■ EXERCISE OBJECTIVE ■
Retype everything in the listing, leaving each line exactly as it is.

-- START SUPPLIED INFORMATION --

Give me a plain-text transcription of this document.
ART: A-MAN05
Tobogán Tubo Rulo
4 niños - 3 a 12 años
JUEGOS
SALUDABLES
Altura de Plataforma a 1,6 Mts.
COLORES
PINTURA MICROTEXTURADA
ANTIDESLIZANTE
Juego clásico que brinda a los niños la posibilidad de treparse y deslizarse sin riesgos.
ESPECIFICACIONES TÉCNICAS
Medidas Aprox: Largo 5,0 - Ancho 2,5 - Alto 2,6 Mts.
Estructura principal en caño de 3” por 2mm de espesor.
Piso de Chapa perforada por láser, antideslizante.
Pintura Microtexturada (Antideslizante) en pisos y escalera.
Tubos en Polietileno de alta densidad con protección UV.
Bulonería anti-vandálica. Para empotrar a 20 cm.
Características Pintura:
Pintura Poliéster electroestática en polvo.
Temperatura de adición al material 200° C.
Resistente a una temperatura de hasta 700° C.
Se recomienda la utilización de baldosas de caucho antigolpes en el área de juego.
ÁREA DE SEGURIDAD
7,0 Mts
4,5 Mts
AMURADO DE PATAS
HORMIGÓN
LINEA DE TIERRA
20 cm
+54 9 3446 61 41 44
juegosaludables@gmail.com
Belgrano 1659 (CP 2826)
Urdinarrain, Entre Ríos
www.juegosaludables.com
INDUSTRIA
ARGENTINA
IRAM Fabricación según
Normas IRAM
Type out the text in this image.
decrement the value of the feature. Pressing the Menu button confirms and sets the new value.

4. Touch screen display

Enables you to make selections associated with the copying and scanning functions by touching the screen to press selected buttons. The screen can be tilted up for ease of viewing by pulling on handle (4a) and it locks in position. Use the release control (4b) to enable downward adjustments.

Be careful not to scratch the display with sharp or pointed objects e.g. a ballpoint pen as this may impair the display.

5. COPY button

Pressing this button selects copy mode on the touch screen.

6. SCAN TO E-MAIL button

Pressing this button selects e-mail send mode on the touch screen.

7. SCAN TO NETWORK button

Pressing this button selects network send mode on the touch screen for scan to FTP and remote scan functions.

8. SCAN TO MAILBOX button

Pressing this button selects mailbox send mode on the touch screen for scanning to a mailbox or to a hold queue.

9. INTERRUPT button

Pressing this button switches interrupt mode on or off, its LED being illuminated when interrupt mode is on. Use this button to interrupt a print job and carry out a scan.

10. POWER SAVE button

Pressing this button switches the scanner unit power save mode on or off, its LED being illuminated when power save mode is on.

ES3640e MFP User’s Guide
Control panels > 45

-- END SUPPLIED INFORMATION --

■ COMPLETE ANSWER ■
Give me a plain-text transcription of this document.
ART: A-MAN05
Tobogán Tubo Rulo
4 niños - 3 a 12 años
JUEGOS
SALUDABLES
Altura de Plataforma a 1,6 Mts.
COLORES
PINTURA MICROTEXTURADA
ANTIDESLIZANTE
Juego clásico que brinda a los niños la posibilidad de treparse y deslizarse sin riesgos.
ESPECIFICACIONES TÉCNICAS
Medidas Aprox: Largo 5,0 - Ancho 2,5 - Alto 2,6 Mts.
Estructura principal en caño de 3” por 2mm de espesor.
Piso de Chapa perforada por láser, antideslizante.
Pintura Microtexturada (Antideslizante) en pisos y escalera.
Tubos en Polietileno de alta densidad con protección UV.
Bulonería anti-vandálica. Para empotrar a 20 cm.
Características Pintura:
Pintura Poliéster electroestática en polvo.
Temperatura de adición al material 200° C.
Resistente a una temperatura de hasta 700° C.
Se recomienda la utilización de baldosas de caucho antigolpes en el área de juego.
ÁREA DE SEGURIDAD
7,0 Mts
4,5 Mts
AMURADO DE PATAS
HORMIGÓN
LINEA DE TIERRA
20 cm
+54 9 3446 61 41 44
juegosaludables@gmail.com
Belgrano 1659 (CP 2826)
Urdinarrain, Entre Ríos
www.juegosaludables.com
INDUSTRIA
ARGENTINA
IRAM Fabricación según
Normas IRAM
Type out the text in this image.
decrement the value of the feature. Pressing the Menu button confirms and sets the new value.

4. Touch screen display

Enables you to make selections associated with the copying and scanning functions by touching the screen to press selected buttons. The screen can be tilted up for ease of viewing by pulling on handle (4a) and it locks in position. Use the release control (4b) to enable downward adjustments.

Be careful not to scratch the display with sharp or pointed objects e.g. a ballpoint pen as this may impair the display.

5. COPY button

Pressing this button selects copy mode on the touch screen.

6. SCAN TO E-MAIL button

Pressing this button selects e-mail send mode on the touch screen.

7. SCAN TO NETWORK button

Pressing this button selects network send mode on the touch screen for scan to FTP and remote scan functions.

8. SCAN TO MAILBOX button

Pressing this button selects mailbox send mode on the touch screen for scanning to a mailbox or to a hold queue.

9. INTERRUPT button

Pressing this button switches interrupt mode on or off, its LED being illuminated when interrupt mode is on. Use this button to interrupt a print job and carry out a scan.

10. POWER SAVE button

Pressing this button switches the scanner unit power save mode on or off, its LED being illuminated when power save mode is on.

ES3640e MFP User’s Guide
Control panels > 45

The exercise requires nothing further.